>>>

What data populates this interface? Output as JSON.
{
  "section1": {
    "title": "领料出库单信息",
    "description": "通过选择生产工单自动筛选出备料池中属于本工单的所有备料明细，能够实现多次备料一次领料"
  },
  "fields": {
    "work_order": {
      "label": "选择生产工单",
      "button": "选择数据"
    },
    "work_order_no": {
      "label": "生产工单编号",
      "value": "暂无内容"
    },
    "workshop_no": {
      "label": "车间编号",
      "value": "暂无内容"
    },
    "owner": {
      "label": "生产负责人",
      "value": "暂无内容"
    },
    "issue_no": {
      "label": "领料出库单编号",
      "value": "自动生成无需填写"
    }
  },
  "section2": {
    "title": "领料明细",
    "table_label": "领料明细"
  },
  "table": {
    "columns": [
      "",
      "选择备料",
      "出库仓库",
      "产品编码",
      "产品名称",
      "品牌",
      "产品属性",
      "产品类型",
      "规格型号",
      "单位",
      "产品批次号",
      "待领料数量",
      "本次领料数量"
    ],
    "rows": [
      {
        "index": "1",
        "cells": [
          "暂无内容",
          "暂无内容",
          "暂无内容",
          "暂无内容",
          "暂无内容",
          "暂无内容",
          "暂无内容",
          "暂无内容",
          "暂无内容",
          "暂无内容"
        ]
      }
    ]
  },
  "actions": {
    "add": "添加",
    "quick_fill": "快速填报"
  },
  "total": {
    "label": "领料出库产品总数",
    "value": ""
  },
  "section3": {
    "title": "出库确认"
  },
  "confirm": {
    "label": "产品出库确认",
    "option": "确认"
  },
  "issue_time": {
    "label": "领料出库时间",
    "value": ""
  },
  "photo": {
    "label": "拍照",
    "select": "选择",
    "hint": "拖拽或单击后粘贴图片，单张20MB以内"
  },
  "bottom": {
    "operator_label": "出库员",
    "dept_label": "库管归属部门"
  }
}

<<<

> _To be done_
Each line of the material above needs to be quoted exactly, please.

> _Task result_
What data populates this interface? Output as JSON.
{
  "section1": {
    "title": "领料出库单信息",
    "description": "通过选择生产工单自动筛选出备料池中属于本工单的所有备料明细，能够实现多次备料一次领料"
  },
  "fields": {
    "work_order": {
      "label": "选择生产工单",
      "button": "选择数据"
    },
    "work_order_no": {
      "label": "生产工单编号",
      "value": "暂无内容"
    },
    "workshop_no": {
      "label": "车间编号",
      "value": "暂无内容"
    },
    "owner": {
      "label": "生产负责人",
      "value": "暂无内容"
    },
    "issue_no": {
      "label": "领料出库单编号",
      "value": "自动生成无需填写"
    }
  },
  "section2": {
    "title": "领料明细",
    "table_label": "领料明细"
  },
  "table": {
    "columns": [
      "",
      "选择备料",
      "出库仓库",
      "产品编码",
      "产品名称",
      "品牌",
      "产品属性",
      "产品类型",
      "规格型号",
      "单位",
      "产品批次号",
      "待领料数量",
      "本次领料数量"
    ],
    "rows": [
      {
        "index": "1",
        "cells": [
          "暂无内容",
          "暂无内容",
          "暂无内容",
          "暂无内容",
          "暂无内容",
          "暂无内容",
          "暂无内容",
          "暂无内容",
          "暂无内容",
          "暂无内容"
        ]
      }
    ]
  },
  "actions": {
    "add": "添加",
    "quick_fill": "快速填报"
  },
  "total": {
    "label": "领料出库产品总数",
    "value": ""
  },
  "section3": {
    "title": "出库确认"
  },
  "confirm": {
    "label": "产品出库确认",
    "option": "确认"
  },
  "issue_time": {
    "label": "领料出库时间",
    "value": ""
  },
  "photo": {
    "label": "拍照",
    "select": "选择",
    "hint": "拖拽或单击后粘贴图片，单张20MB以内"
  },
  "bottom": {
    "operator_label": "出库员",
    "dept_label": "库管归属部门"
  }
}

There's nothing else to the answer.